## Short problem
Could you reproduce the stretch of the listing below from the line containing "566, 493, 592]" through the line containing "model-card[interactable]: Jet Model 3", copying each line unchanged?

### Material shown ###

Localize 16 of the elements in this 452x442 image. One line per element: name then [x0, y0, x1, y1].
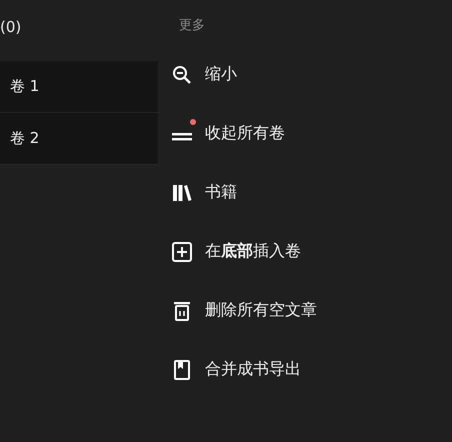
books-icon: [172, 182, 192, 202]
menu-item[interactable]: 书籍: [205, 182, 237, 203]
menu-item[interactable]: 收起所有卷: [205, 123, 285, 144]
menu-item[interactable]: 缩小: [205, 64, 237, 85]
add-icon: [172, 242, 192, 262]
bookmark-book-icon: [172, 360, 192, 380]
menu-item[interactable]: 合并成书导出: [205, 359, 301, 380]
menu-item[interactable]: 在底部插入卷: [205, 241, 301, 262]
menu-item[interactable]: 删除所有空文章: [205, 300, 317, 321]
volume-item[interactable]: 卷 1: [0, 61, 158, 113]
collapse-icon: [172, 132, 192, 140]
menu-title: 更多: [178, 17, 205, 35]
volume-count: (0): [0, 18, 22, 36]
trash-icon: [172, 300, 192, 320]
zoom-out-icon: [172, 64, 192, 84]
volume-item[interactable]: 卷 2: [0, 113, 158, 165]
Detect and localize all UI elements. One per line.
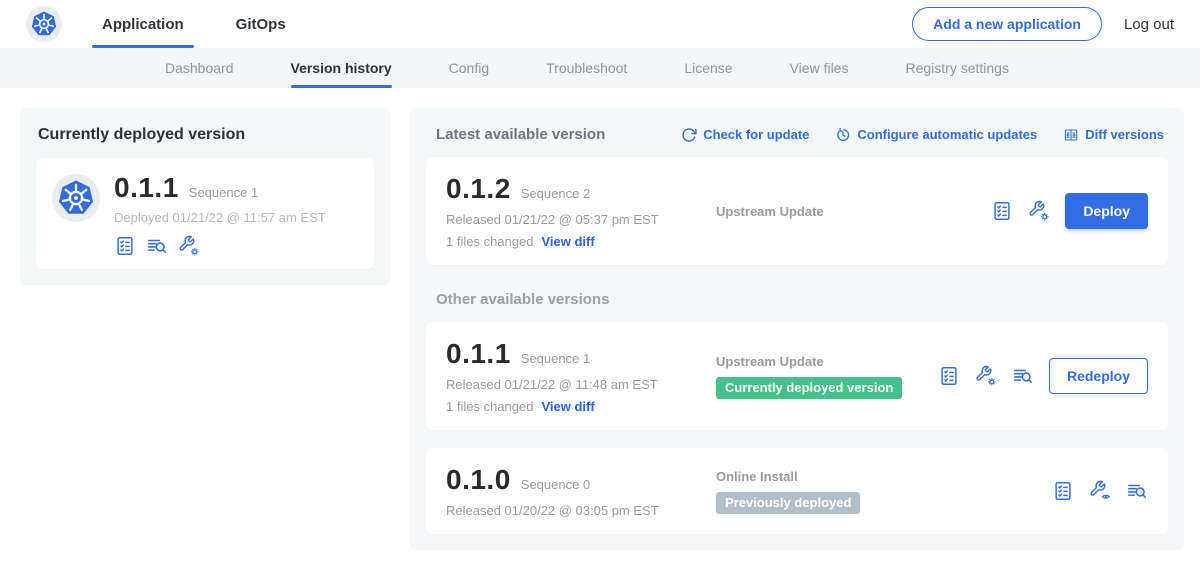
version-row-info: 0.1.1 Sequence 1 Released 01/21/22 @ 11:… <box>446 338 696 414</box>
app-avatar <box>52 174 100 222</box>
deployed-version-card: 0.1.1 Sequence 1 Deployed 01/21/22 @ 11:… <box>36 158 374 269</box>
check-for-update-link[interactable]: Check for update <box>681 127 809 143</box>
version-source: Upstream Update <box>696 204 991 219</box>
app-tabs: Application GitOps <box>98 0 334 48</box>
subnav-tab-license[interactable]: License <box>684 48 732 88</box>
version-row-info: 0.1.2 Sequence 2 Released 01/21/22 @ 05:… <box>446 173 696 249</box>
edit-config-icon[interactable] <box>178 235 200 257</box>
sequence-label: Sequence 0 <box>521 477 590 492</box>
header-right: Add a new application Log out <box>912 0 1174 48</box>
edit-config-icon[interactable] <box>975 365 997 387</box>
version-row-actions: Deploy <box>991 193 1148 229</box>
diff-versions-label: Diff versions <box>1085 127 1164 142</box>
release-notes-icon[interactable] <box>1052 480 1074 502</box>
currently-deployed-badge: Currently deployed version <box>716 377 902 399</box>
kubernetes-logo-icon <box>29 9 59 39</box>
other-versions-title: Other available versions <box>436 291 1168 308</box>
subnav-tab-dashboard[interactable]: Dashboard <box>165 48 234 88</box>
subnav-tab-troubleshoot[interactable]: Troubleshoot <box>546 48 627 88</box>
deployed-actions <box>114 235 326 257</box>
tab-application[interactable]: Application <box>98 0 188 48</box>
subnav-tab-config[interactable]: Config <box>449 48 489 88</box>
deployed-panel-title: Currently deployed version <box>38 126 374 144</box>
version-row-0-1-1: 0.1.1 Sequence 1 Released 01/21/22 @ 11:… <box>426 322 1168 430</box>
redeploy-button[interactable]: Redeploy <box>1049 358 1148 394</box>
deploy-logs-icon[interactable] <box>1126 480 1148 502</box>
diff-versions-link[interactable]: Diff versions <box>1063 127 1164 143</box>
subnav-tab-registry-settings[interactable]: Registry settings <box>905 48 1008 88</box>
release-notes-icon[interactable] <box>114 235 136 257</box>
released-timestamp: Released 01/20/22 @ 03:05 pm EST <box>446 503 696 518</box>
previously-deployed-badge: Previously deployed <box>716 492 860 514</box>
deploy-button[interactable]: Deploy <box>1065 193 1148 229</box>
release-notes-icon[interactable] <box>991 200 1013 222</box>
deploy-logs-icon[interactable] <box>146 235 168 257</box>
deployed-version-info: 0.1.1 Sequence 1 Deployed 01/21/22 @ 11:… <box>114 172 326 257</box>
diff-versions-icon <box>1063 127 1079 143</box>
app-subnav: Dashboard Version history Config Trouble… <box>0 48 1200 88</box>
subnav-tab-version-history[interactable]: Version history <box>291 48 392 88</box>
configure-automatic-updates-link[interactable]: Configure automatic updates <box>835 127 1037 143</box>
latest-version-title: Latest available version <box>436 126 605 143</box>
refresh-icon <box>681 127 697 143</box>
released-timestamp: Released 01/21/22 @ 11:48 am EST <box>446 377 696 392</box>
check-for-update-label: Check for update <box>703 127 809 142</box>
currently-deployed-panel: Currently deployed version 0.1.1 Sequenc… <box>20 108 390 285</box>
source-label: Online Install <box>716 469 1052 484</box>
sequence-label: Sequence 2 <box>521 186 590 201</box>
files-changed-label: 1 files changed <box>446 234 533 249</box>
version-row-0-1-0: 0.1.0 Sequence 0 Released 01/20/22 @ 03:… <box>426 448 1168 534</box>
source-label: Upstream Update <box>716 354 938 369</box>
version-number: 0.1.0 <box>446 464 511 496</box>
files-changed-label: 1 files changed <box>446 399 533 414</box>
version-row-info: 0.1.0 Sequence 0 Released 01/20/22 @ 03:… <box>446 464 696 518</box>
main-content: Currently deployed version 0.1.1 Sequenc… <box>0 88 1200 550</box>
released-timestamp: Released 01/21/22 @ 05:37 pm EST <box>446 212 696 227</box>
configure-automatic-updates-label: Configure automatic updates <box>857 127 1037 142</box>
deploy-logs-icon[interactable] <box>1012 365 1034 387</box>
add-application-button[interactable]: Add a new application <box>912 7 1102 41</box>
version-source: Upstream Update Currently deployed versi… <box>696 354 938 399</box>
version-history-panel: Latest available version Check for updat… <box>410 108 1184 550</box>
view-config-icon[interactable] <box>1089 480 1111 502</box>
version-row-actions: Redeploy <box>938 358 1148 394</box>
kubernetes-logo-icon <box>55 177 97 219</box>
kubernetes-logo[interactable] <box>26 6 62 42</box>
view-diff-link[interactable]: View diff <box>541 234 594 249</box>
version-history-header: Latest available version Check for updat… <box>436 126 1164 143</box>
deployed-timestamp: Deployed 01/21/22 @ 11:57 am EST <box>114 210 326 225</box>
release-notes-icon[interactable] <box>938 365 960 387</box>
app-header: Application GitOps Add a new application… <box>0 0 1200 48</box>
source-label: Upstream Update <box>716 204 991 219</box>
edit-config-icon[interactable] <box>1028 200 1050 222</box>
subnav-tab-view-files[interactable]: View files <box>790 48 849 88</box>
version-row-0-1-2: 0.1.2 Sequence 2 Released 01/21/22 @ 05:… <box>426 157 1168 265</box>
version-number: 0.1.2 <box>446 173 511 205</box>
version-source: Online Install Previously deployed <box>696 469 1052 514</box>
version-number: 0.1.1 <box>446 338 511 370</box>
deployed-version-number: 0.1.1 <box>114 172 179 204</box>
tab-gitops[interactable]: GitOps <box>232 0 290 48</box>
view-diff-link[interactable]: View diff <box>541 399 594 414</box>
logout-link[interactable]: Log out <box>1124 16 1174 33</box>
sequence-label: Sequence 1 <box>521 351 590 366</box>
deployed-sequence-label: Sequence 1 <box>189 185 258 200</box>
version-history-actions: Check for update Configure automatic upd… <box>681 127 1164 143</box>
schedule-update-icon <box>835 127 851 143</box>
version-row-actions <box>1052 480 1148 502</box>
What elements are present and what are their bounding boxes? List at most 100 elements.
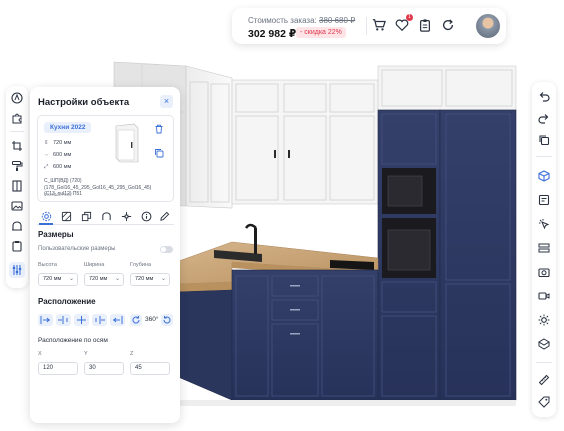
divider [366,17,367,35]
duplicate-icon[interactable] [154,148,164,158]
height-select[interactable]: 720 мм ⌄ [38,273,78,286]
axes-title: Расположение по осям [38,337,108,344]
old-price: 380 680 ₽ [319,16,356,25]
order-cost-label: Стоимость заказа: 380 680 ₽ [248,16,355,25]
node-icon[interactable] [121,211,132,222]
object-height-value: 720 мм [53,140,72,146]
compass-icon[interactable] [11,92,23,104]
align-center-button[interactable] [74,314,89,326]
height-icon: ⇕ [44,140,49,146]
object-depth-value: 600 мм [53,164,72,170]
door-icon[interactable] [11,180,23,192]
x-label: X [38,351,42,357]
chevron-down-icon: ⌄ [68,276,74,282]
panel-title: Настройки объекта [38,97,130,108]
width-icon: ⇔ [44,152,50,158]
gear-icon[interactable] [41,211,52,222]
align-right-button[interactable] [110,314,125,326]
edit-icon[interactable] [159,211,170,222]
checklist-icon[interactable] [538,194,550,206]
upper-cabinets-center[interactable] [231,79,379,205]
y-position-input[interactable]: 30 [84,362,124,375]
object-sku: 49394607099 [44,192,72,197]
clipboard-icon[interactable] [11,240,23,252]
placement-title: Расположение [38,297,96,306]
trash-icon[interactable] [154,124,164,134]
sizes-title: Размеры [38,230,74,239]
right-toolbar [532,82,556,417]
multi-object-icon[interactable] [538,242,550,254]
cart-icon[interactable] [372,18,386,32]
cursor-click-icon[interactable] [538,218,550,230]
align-left-button[interactable] [38,314,53,326]
upper-cabinets-right[interactable] [377,65,517,111]
width-select[interactable]: 720 мм ⌄ [84,273,124,286]
material-icon[interactable] [61,211,72,222]
tag-icon[interactable] [538,396,550,408]
paint-roller-icon[interactable] [11,160,23,172]
refresh-icon[interactable] [441,18,455,32]
depth-select-value: 720 мм [135,276,154,282]
puzzle-icon[interactable] [11,112,23,124]
toolbar-divider [536,156,552,157]
height-label: Высота [38,262,57,268]
heart-icon[interactable]: 1 [395,14,413,32]
discount-badge: - скидка 22% [296,27,346,38]
object-width: ⇔ 600 мм [44,152,71,158]
tall-cabinet-right[interactable] [439,109,517,401]
object-width-value: 600 мм [53,152,72,158]
close-button[interactable]: × [160,95,173,108]
handle-icon[interactable] [101,211,112,222]
width-select-value: 720 мм [89,276,108,282]
tall-oven-column[interactable] [377,109,441,401]
redo-icon[interactable] [538,112,550,124]
arch-icon[interactable] [11,220,23,232]
depth-icon: ⤢ [44,164,49,170]
image-icon[interactable] [11,200,23,212]
object-collection-tag[interactable]: Кухни 2022 [44,122,92,133]
height-select-value: 720 мм [43,276,62,282]
z-position-input[interactable]: 45 [130,362,170,375]
copy-icon[interactable] [538,134,550,146]
current-price: 302 982 ₽ [248,28,297,40]
clipboard-icon[interactable] [418,18,432,32]
align-center-right-button[interactable] [92,314,107,326]
order-summary-bar: Стоимость заказа: 380 680 ₽ 302 982 ₽ - … [232,8,506,44]
user-avatar[interactable] [476,14,500,38]
custom-sizes-toggle[interactable] [160,246,173,253]
y-label: Y [84,351,88,357]
camera-icon[interactable] [538,266,550,278]
object-thumbnail [112,122,142,164]
object-depth: ⤢ 600 мм [44,164,71,171]
rotate-left-button[interactable] [130,314,142,326]
depth-select[interactable]: 720 мм ⌄ [130,273,170,286]
layers-icon[interactable] [81,211,92,222]
width-label: Ширина [84,262,105,268]
chevron-down-icon: ⌄ [114,276,120,282]
floor-icon[interactable] [538,338,550,350]
object-height: ⇕ 720 мм [44,140,71,146]
floor-plinth [176,400,516,406]
x-position-input[interactable]: 120 [38,362,78,375]
favorites-count-badge: 1 [406,14,413,21]
z-label: Z [130,351,134,357]
video-icon[interactable] [538,290,550,302]
chevron-down-icon: ⌄ [160,276,166,282]
ruler-icon[interactable] [538,374,550,386]
toolbar-divider [536,362,552,363]
depth-label: Глубина [130,262,152,268]
crop-icon[interactable] [11,140,23,152]
toolbar-divider [10,131,24,132]
rotate-right-button[interactable] [161,314,173,326]
object-card[interactable]: Кухни 2022 ⇕ 720 мм ⇔ 600 мм ⤢ 600 мм С_ШП(… [37,115,174,202]
cube-icon[interactable] [538,170,550,182]
info-icon[interactable] [141,211,152,222]
sun-icon[interactable] [538,314,550,326]
sliders-icon[interactable] [11,264,23,276]
rotation-value: 360° [145,316,159,323]
align-center-left-button[interactable] [56,314,71,326]
order-cost-caption: Стоимость заказа: [248,16,317,25]
left-toolbar [6,86,28,288]
undo-icon[interactable] [538,90,550,102]
settings-tabs [37,209,174,225]
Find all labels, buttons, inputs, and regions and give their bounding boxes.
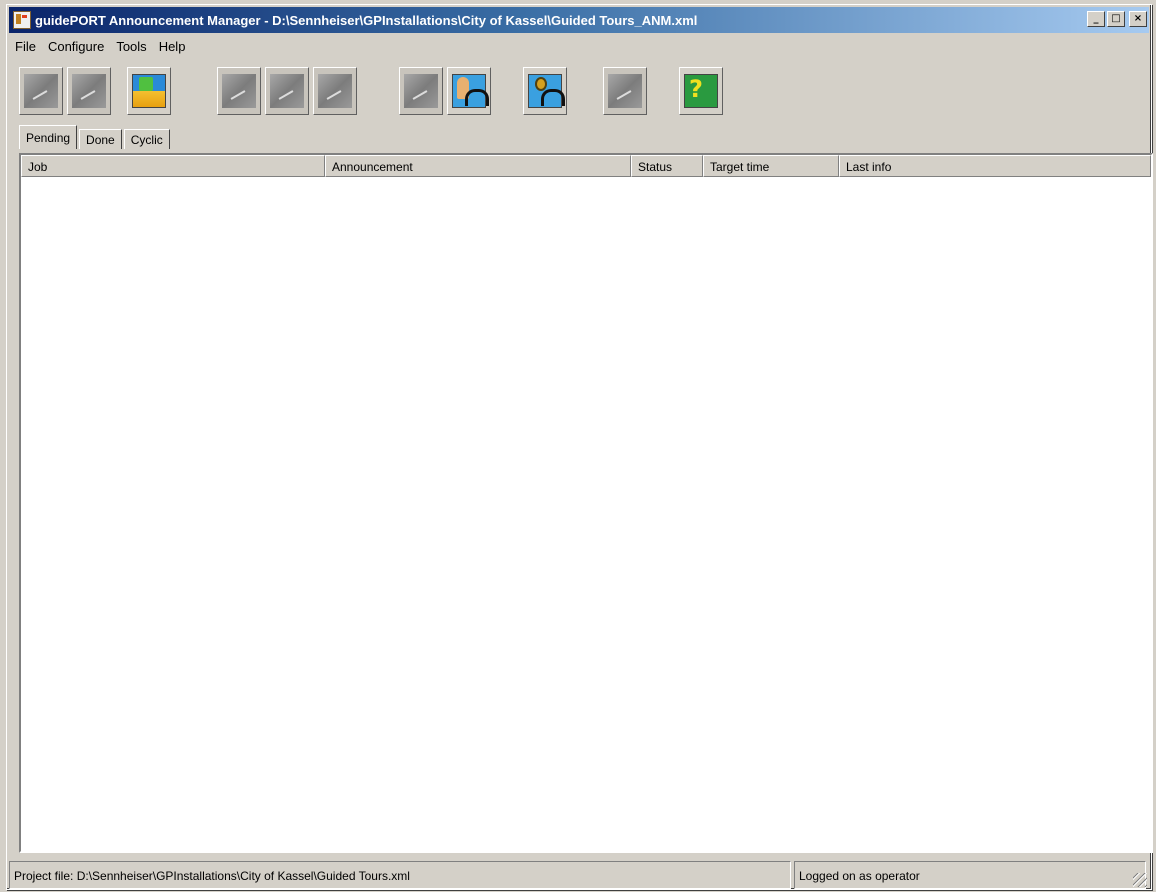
menu-configure[interactable]: Configure [42,37,110,57]
disabled-tool-2-icon [72,74,106,108]
column-job[interactable]: Job [21,155,325,177]
disabled-tool-7-icon [608,74,642,108]
menu-bar: File Configure Tools Help [9,37,191,57]
column-target-time[interactable]: Target time [703,155,839,177]
disabled-tool-1-icon [24,74,58,108]
close-button[interactable]: × [1129,11,1147,27]
open-project-icon [132,74,166,108]
window-controls: _ □ × [1087,11,1147,27]
column-status[interactable]: Status [631,155,703,177]
toolbar-button-5[interactable] [313,67,357,115]
job-list[interactable]: Job Announcement Status Target time Last… [19,153,1153,853]
column-announcement[interactable]: Announcement [325,155,631,177]
menu-file[interactable]: File [9,37,42,57]
tab-cyclic[interactable]: Cyclic [123,129,170,149]
help-button[interactable] [679,67,723,115]
window-title: guidePORT Announcement Manager - D:\Senn… [35,12,698,28]
tab-pending[interactable]: Pending [19,125,78,149]
disabled-tool-5-icon [318,74,352,108]
title-bar[interactable]: guidePORT Announcement Manager - D:\Senn… [9,7,1149,33]
toolbar-button-7[interactable] [603,67,647,115]
toolbar-button-4[interactable] [265,67,309,115]
announce-listen-button[interactable] [447,67,491,115]
status-bar: Project file: D:\Sennheiser\GPInstallati… [9,861,1149,889]
help-icon [684,74,718,108]
tab-done[interactable]: Done [79,129,122,149]
minimize-button[interactable]: _ [1087,11,1105,27]
disabled-tool-3-icon [222,74,256,108]
column-last-info[interactable]: Last info [839,155,1151,177]
menu-help[interactable]: Help [153,37,192,57]
toolbar-button-3[interactable] [217,67,261,115]
watch-headphones-icon [528,74,565,108]
list-header: Job Announcement Status Target time Last… [21,155,1151,177]
status-project-file: Project file: D:\Sennheiser\GPInstallati… [9,861,791,889]
speaker-headphones-icon [452,74,489,108]
maximize-button[interactable]: □ [1107,11,1125,27]
menu-tools[interactable]: Tools [110,37,152,57]
timed-listen-button[interactable] [523,67,567,115]
toolbar-button-1[interactable] [19,67,63,115]
app-window: guidePORT Announcement Manager - D:\Senn… [6,4,1153,890]
tab-strip: Pending Done Cyclic [19,125,172,149]
resize-grip[interactable] [1133,873,1147,887]
toolbar-button-6[interactable] [399,67,443,115]
disabled-tool-6-icon [404,74,438,108]
disabled-tool-4-icon [270,74,304,108]
toolbar-button-2[interactable] [67,67,111,115]
open-project-button[interactable] [127,67,171,115]
app-icon[interactable] [13,11,31,29]
status-login: Logged on as operator [794,861,1146,889]
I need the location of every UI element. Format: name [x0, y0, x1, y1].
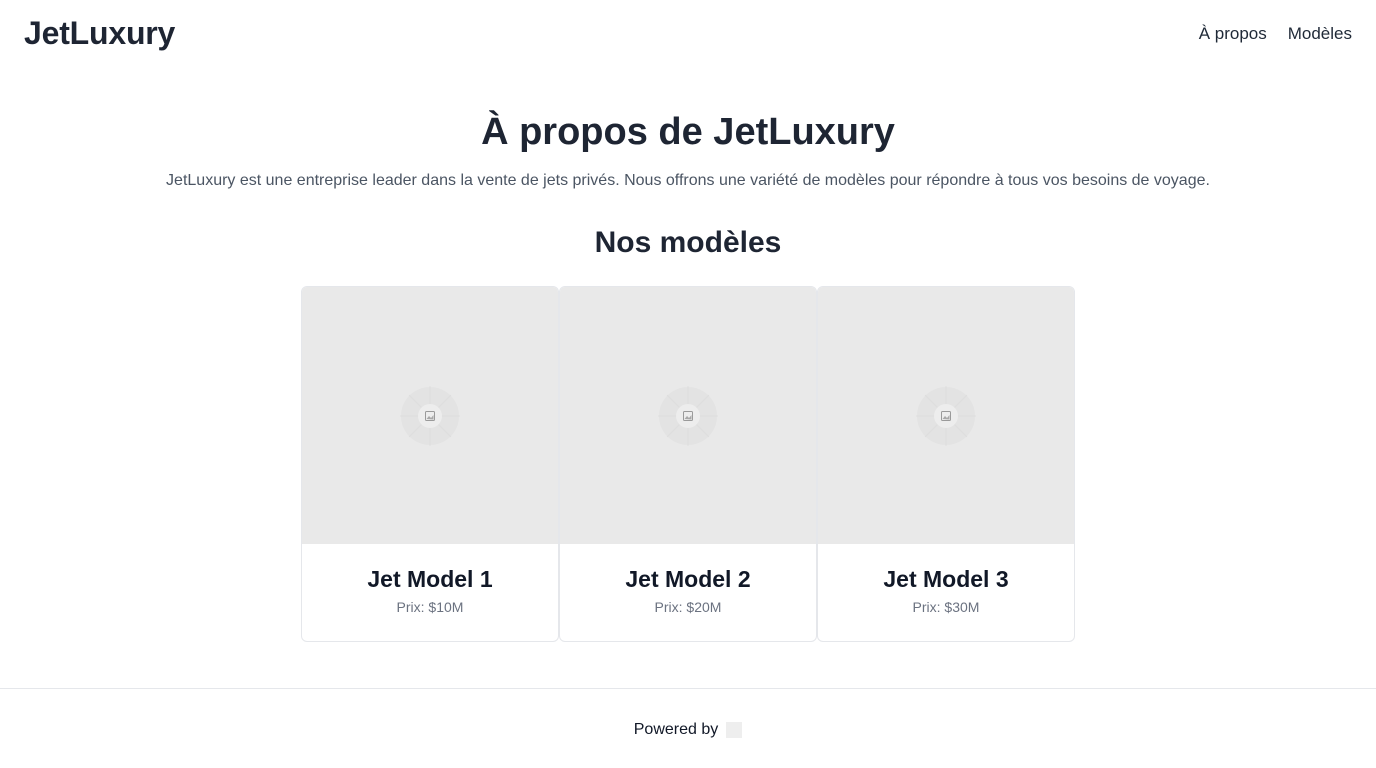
model-name: Jet Model 1	[367, 566, 493, 592]
model-name: Jet Model 2	[625, 566, 751, 592]
powered-by: Powered by	[0, 721, 1376, 739]
model-image	[302, 287, 558, 544]
model-price: Prix: $20M	[654, 599, 722, 615]
brand-logo[interactable]: JetLuxury	[24, 15, 175, 52]
model-image	[560, 287, 816, 544]
model-image	[818, 287, 1074, 544]
image-placeholder-icon	[658, 385, 718, 446]
main-nav: À propos Modèles	[1199, 24, 1352, 44]
model-card-list: Jet Model 1 Prix: $10M Jet Model 2 Prix:…	[301, 286, 1075, 642]
models-title: Nos modèles	[594, 226, 782, 259]
site-header: JetLuxury À propos Modèles	[0, 0, 1376, 70]
model-name: Jet Model 3	[883, 566, 1009, 592]
powered-by-label: Powered by	[633, 721, 719, 738]
image-placeholder-icon	[400, 385, 460, 446]
model-price: Prix: $30M	[912, 599, 980, 615]
model-card[interactable]: Jet Model 1 Prix: $10M	[301, 286, 559, 642]
about-description: JetLuxury est une entreprise leader dans…	[166, 172, 1210, 189]
about-title: À propos de JetLuxury	[481, 111, 895, 153]
nav-link-about[interactable]: À propos	[1199, 24, 1267, 44]
model-card[interactable]: Jet Model 3 Prix: $30M	[817, 286, 1075, 642]
site-footer: Powered by	[0, 688, 1376, 768]
model-price: Prix: $10M	[396, 599, 464, 615]
logo-placeholder-icon[interactable]	[726, 722, 743, 738]
model-card[interactable]: Jet Model 2 Prix: $20M	[559, 286, 817, 642]
image-placeholder-icon	[916, 385, 976, 446]
nav-link-models[interactable]: Modèles	[1288, 24, 1352, 44]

###

## Answer to this task
model-name: Jet Model 1	[367, 566, 493, 592]
model-name: Jet Model 2	[625, 566, 751, 592]
powered-by: Powered by	[0, 721, 1376, 739]
model-image	[302, 287, 558, 544]
model-price: Prix: $20M	[654, 599, 722, 615]
brand-logo[interactable]: JetLuxury	[24, 15, 175, 52]
model-image	[560, 287, 816, 544]
model-image	[818, 287, 1074, 544]
image-placeholder-icon	[658, 385, 718, 446]
main-nav: À propos Modèles	[1199, 24, 1352, 44]
model-card-list: Jet Model 1 Prix: $10M Jet Model 2 Prix:…	[301, 286, 1075, 642]
models-title: Nos modèles	[594, 226, 782, 259]
site-header: JetLuxury À propos Modèles	[0, 0, 1376, 70]
model-name: Jet Model 3	[883, 566, 1009, 592]
powered-by-label: Powered by	[633, 721, 719, 738]
image-placeholder-icon	[400, 385, 460, 446]
model-price: Prix: $30M	[912, 599, 980, 615]
model-card[interactable]: Jet Model 1 Prix: $10M	[301, 286, 559, 642]
about-description: JetLuxury est une entreprise leader dans…	[166, 172, 1210, 189]
about-title: À propos de JetLuxury	[481, 111, 895, 153]
nav-link-about[interactable]: À propos	[1199, 24, 1267, 44]
model-card[interactable]: Jet Model 3 Prix: $30M	[817, 286, 1075, 642]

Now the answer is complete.